— START Excerpted text —

Mean Joe Green. Lynn Swan. John Stalworth.  Rocky Bleier. Jack Ham. Mel Blount. Jack Lambert !!
(Never was a real Franco Harris fan).

And play in Pittsburgh in winter where mere mortal teams from places like San Diego were not up to the task of playing in some real severe weather that was very normal for us Pittsburghers in the 70's.  Living in Pittsburgh in winter meant that you had to be up on your survival skills.  You could easily die in winter there if you screwed up. There was some satisfaction to be had that you survived another Pittsburgh winter.  Very often 40 below with the wind.

Even in those days I did not initiate conversations about the "last Steeler game" at work on Monday though I would talk about it if someone else did.

Then teams started moving around and it became less of a "hometown football team through thick or thin" and more about the money and screw the fans who supported you the last 40 years.  The Browns come to mind.  My interest level came down a few notches.

Then I found out that taxpayers were being fleeced to build the infrastructure for private 'for profit' businesses.  And none of the profits ever came back to the city.  I soured a bit more on this game.

In 1979 I moved to Phoenix.  I had never been to an actual game until some friends and I went to see a Phoenix Cardinals (which morphed into the Arizona Cardinals) game.  I thought sitting in the stands watching these guys play just wasn't very interesting.  I decided football games were more about tailgate parties and socializing.  I still watched some football but definitely preferred to watch on TV rather than live.  You have closeups, instant replay, the guys in the booth yapping away, etc and it was a lot cheaper and you had everything you needed right there - beer, chips, pizza, nude wo... er wait, more beer, etc.

— END Excerpted text —
— START Exercise materials —

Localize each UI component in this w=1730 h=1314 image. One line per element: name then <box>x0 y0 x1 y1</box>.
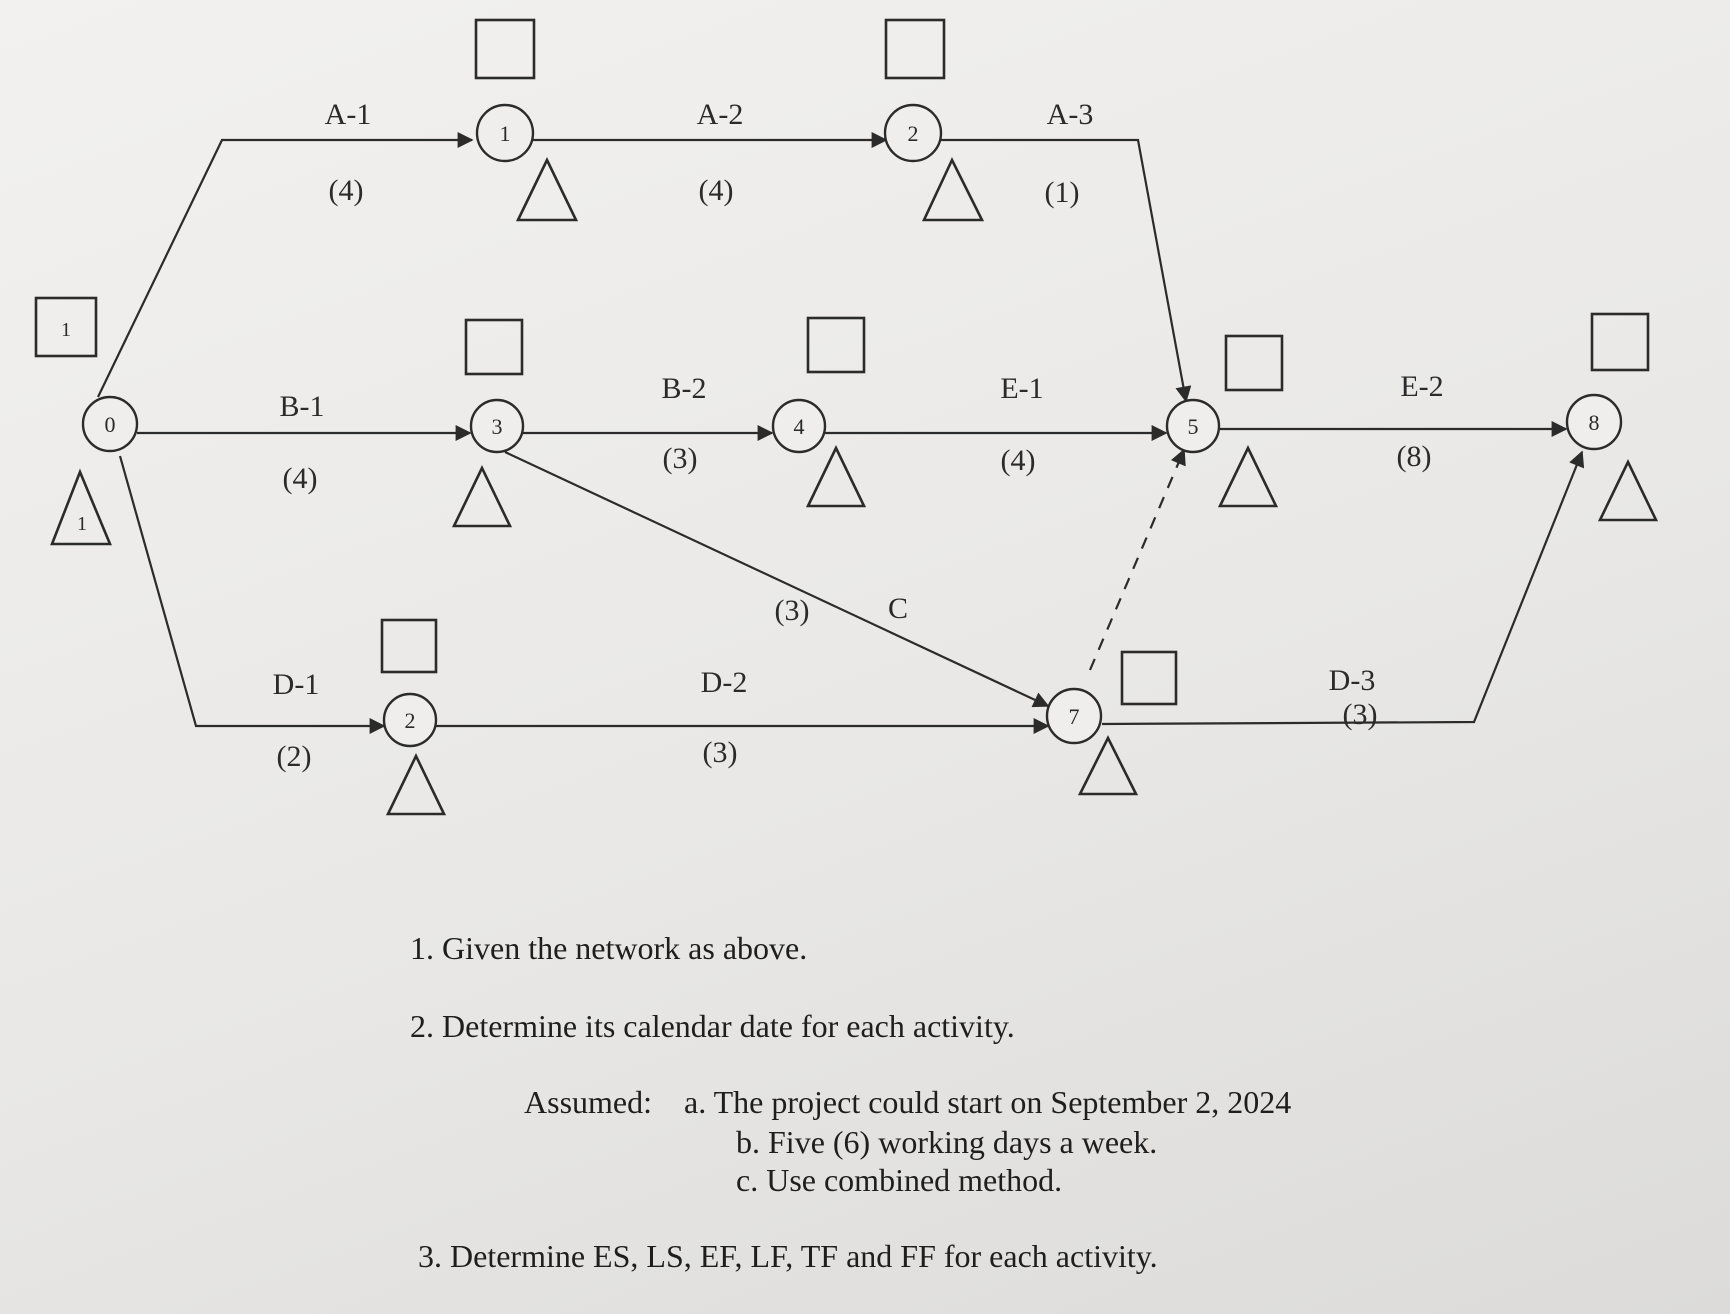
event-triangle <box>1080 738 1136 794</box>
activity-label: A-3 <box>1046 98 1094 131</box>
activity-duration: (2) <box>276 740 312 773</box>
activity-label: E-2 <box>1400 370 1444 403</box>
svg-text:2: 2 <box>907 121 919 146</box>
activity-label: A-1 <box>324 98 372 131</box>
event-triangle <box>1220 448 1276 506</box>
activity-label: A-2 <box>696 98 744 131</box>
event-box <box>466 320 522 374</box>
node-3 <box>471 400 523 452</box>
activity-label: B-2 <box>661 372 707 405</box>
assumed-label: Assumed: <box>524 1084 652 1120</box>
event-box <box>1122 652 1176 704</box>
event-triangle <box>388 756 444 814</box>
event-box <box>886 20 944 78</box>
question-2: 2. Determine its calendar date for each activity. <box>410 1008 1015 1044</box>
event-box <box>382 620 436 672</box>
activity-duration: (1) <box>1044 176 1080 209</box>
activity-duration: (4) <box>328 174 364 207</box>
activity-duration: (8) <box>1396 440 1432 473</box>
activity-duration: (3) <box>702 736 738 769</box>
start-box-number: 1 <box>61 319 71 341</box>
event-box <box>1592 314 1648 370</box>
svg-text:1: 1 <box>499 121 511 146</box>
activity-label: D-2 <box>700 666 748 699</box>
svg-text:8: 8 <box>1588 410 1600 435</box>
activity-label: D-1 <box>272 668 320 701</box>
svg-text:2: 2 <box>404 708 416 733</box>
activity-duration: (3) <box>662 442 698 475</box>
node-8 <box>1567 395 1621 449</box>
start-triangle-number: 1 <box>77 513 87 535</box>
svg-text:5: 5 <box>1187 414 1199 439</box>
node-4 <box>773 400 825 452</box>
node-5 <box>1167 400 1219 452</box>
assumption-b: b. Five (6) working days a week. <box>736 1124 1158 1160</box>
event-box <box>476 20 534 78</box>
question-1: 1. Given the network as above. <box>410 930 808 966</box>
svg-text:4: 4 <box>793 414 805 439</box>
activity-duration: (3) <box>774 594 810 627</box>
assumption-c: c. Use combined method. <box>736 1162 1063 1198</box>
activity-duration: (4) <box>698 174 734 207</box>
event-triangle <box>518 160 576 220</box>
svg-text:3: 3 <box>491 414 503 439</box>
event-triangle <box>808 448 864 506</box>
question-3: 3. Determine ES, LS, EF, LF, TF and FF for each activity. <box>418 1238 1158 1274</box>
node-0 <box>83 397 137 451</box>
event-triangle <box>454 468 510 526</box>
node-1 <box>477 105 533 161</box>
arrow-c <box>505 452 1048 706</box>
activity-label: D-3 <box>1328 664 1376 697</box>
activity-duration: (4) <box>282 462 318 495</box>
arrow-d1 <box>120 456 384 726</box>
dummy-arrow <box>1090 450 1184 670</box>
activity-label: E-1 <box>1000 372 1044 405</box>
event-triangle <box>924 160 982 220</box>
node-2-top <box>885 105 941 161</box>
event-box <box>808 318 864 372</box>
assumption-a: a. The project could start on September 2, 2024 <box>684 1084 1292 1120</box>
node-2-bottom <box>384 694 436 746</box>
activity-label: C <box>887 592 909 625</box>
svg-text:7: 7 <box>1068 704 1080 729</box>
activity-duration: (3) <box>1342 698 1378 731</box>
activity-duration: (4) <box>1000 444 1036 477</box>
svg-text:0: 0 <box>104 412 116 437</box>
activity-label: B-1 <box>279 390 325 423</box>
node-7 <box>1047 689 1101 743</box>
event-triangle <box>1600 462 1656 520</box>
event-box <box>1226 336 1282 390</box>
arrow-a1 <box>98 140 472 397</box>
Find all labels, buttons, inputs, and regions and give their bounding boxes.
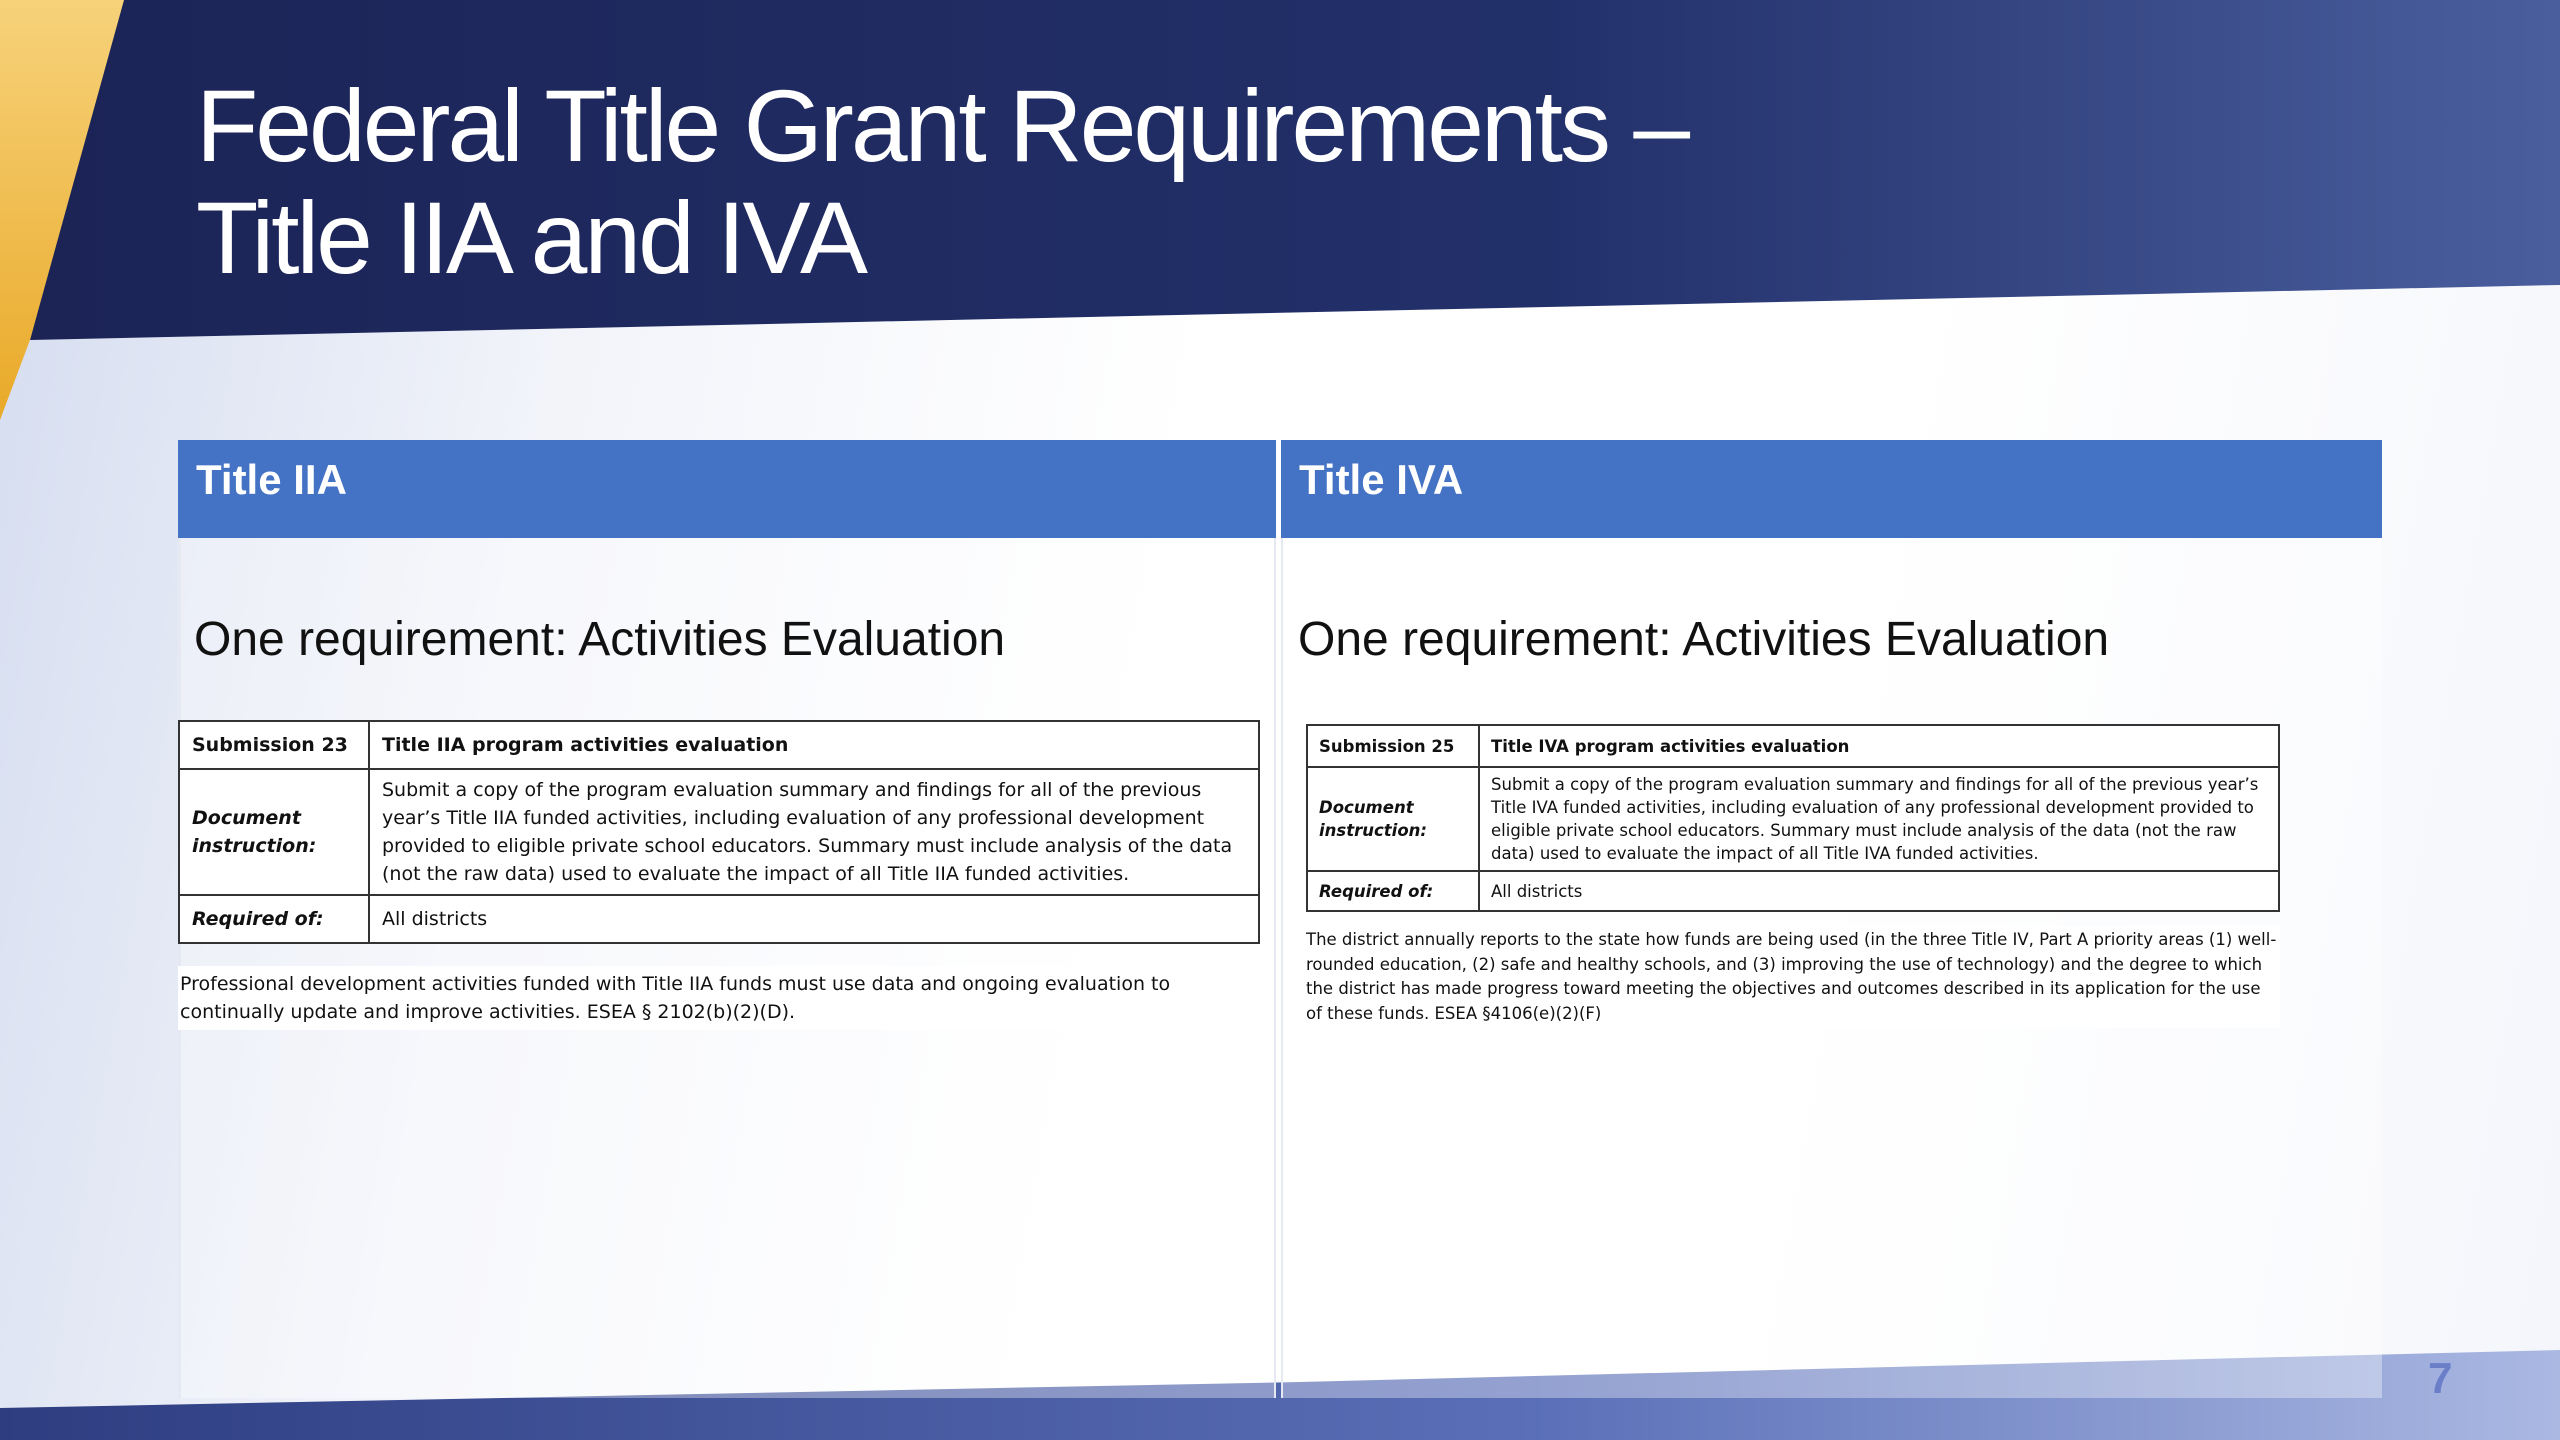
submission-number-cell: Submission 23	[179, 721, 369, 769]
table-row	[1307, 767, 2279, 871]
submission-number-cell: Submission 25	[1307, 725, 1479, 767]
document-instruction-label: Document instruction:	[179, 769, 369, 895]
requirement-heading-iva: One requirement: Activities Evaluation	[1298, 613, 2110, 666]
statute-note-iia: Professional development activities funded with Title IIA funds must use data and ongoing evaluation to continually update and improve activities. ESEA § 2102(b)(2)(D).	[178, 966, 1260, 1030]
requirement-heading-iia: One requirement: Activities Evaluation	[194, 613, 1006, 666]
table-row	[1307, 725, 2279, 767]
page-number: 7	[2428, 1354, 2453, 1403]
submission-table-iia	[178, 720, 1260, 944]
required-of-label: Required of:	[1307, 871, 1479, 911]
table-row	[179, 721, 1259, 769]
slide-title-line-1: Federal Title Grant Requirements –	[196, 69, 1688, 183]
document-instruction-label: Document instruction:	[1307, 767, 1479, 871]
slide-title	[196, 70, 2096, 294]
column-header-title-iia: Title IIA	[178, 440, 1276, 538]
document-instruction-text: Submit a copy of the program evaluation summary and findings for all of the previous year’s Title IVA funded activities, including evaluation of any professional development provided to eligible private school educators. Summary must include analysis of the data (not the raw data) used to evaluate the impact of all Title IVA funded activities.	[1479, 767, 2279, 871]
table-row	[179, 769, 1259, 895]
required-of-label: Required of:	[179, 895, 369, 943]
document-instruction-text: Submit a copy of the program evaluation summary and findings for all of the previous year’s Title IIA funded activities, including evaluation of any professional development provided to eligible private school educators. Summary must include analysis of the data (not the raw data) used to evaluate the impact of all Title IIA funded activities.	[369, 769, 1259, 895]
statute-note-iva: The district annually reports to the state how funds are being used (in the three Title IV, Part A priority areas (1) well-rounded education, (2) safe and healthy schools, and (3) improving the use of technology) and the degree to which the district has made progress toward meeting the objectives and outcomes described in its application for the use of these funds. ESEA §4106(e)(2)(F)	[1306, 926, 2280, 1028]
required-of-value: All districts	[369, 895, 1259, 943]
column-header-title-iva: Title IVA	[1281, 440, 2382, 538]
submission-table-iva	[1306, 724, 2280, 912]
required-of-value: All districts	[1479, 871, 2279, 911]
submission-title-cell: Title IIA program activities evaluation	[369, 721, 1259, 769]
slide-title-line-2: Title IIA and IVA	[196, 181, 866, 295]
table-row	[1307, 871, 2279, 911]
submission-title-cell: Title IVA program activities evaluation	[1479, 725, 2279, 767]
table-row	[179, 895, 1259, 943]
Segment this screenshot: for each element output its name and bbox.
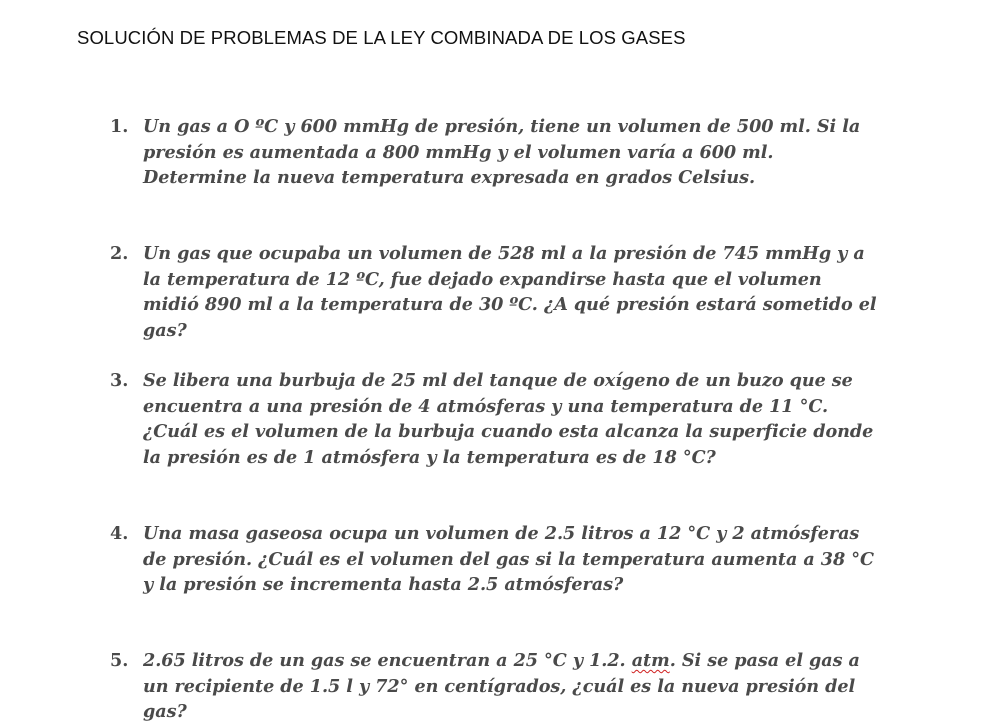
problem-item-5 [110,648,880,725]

— END Exercise materials —

• Problem set:
A – From the passage about following football, extract the words starting with "(Never was a" and going on through "someone else did.".
B – Copy word for word the lines in the rows, starting with the line containing "event-triangle <box>1080 738 1136 794</box>" and going on through the line containing "event-box <box>886 20 944 78</box>".

• Task responses:
A –
(Never was a real Franco Harris fan).

And play in Pittsburgh in winter where mere mortal teams from places like San Diego were not up to the task of playing in some real severe weather that was very normal for us Pittsburghers in the 70's.  Living in Pittsburgh in winter meant that you had to be up on your survival skills.  You could easily die in winter there if you screwed up. There was some satisfaction to be had that you survived another Pittsburgh winter.  Very often 40 below with the wind.

Even in those days I did not initiate conversations about the "last Steeler game" at work on Monday though I would talk about it if someone else did.

B –
event-triangle <box>1080 738 1136 794</box>
activity-label: A-3 <box>1046 98 1094 131</box>
activity-duration: (2) <box>276 740 312 773</box>
activity-label: E-2 <box>1400 370 1444 403</box>
svg-text:2: 2 <box>907 121 919 146</box>
activity-label: A-1 <box>324 98 372 131</box>
event-triangle <box>1220 448 1276 506</box>
activity-label: A-2 <box>696 98 744 131</box>
event-box <box>466 320 522 374</box>
node-3 <box>471 400 523 452</box>
activity-label: B-2 <box>661 372 707 405</box>
assumed-label: Assumed: <box>524 1084 652 1120</box>
event-box <box>1122 652 1176 704</box>
event-triangle <box>388 756 444 814</box>
event-box <box>886 20 944 78</box>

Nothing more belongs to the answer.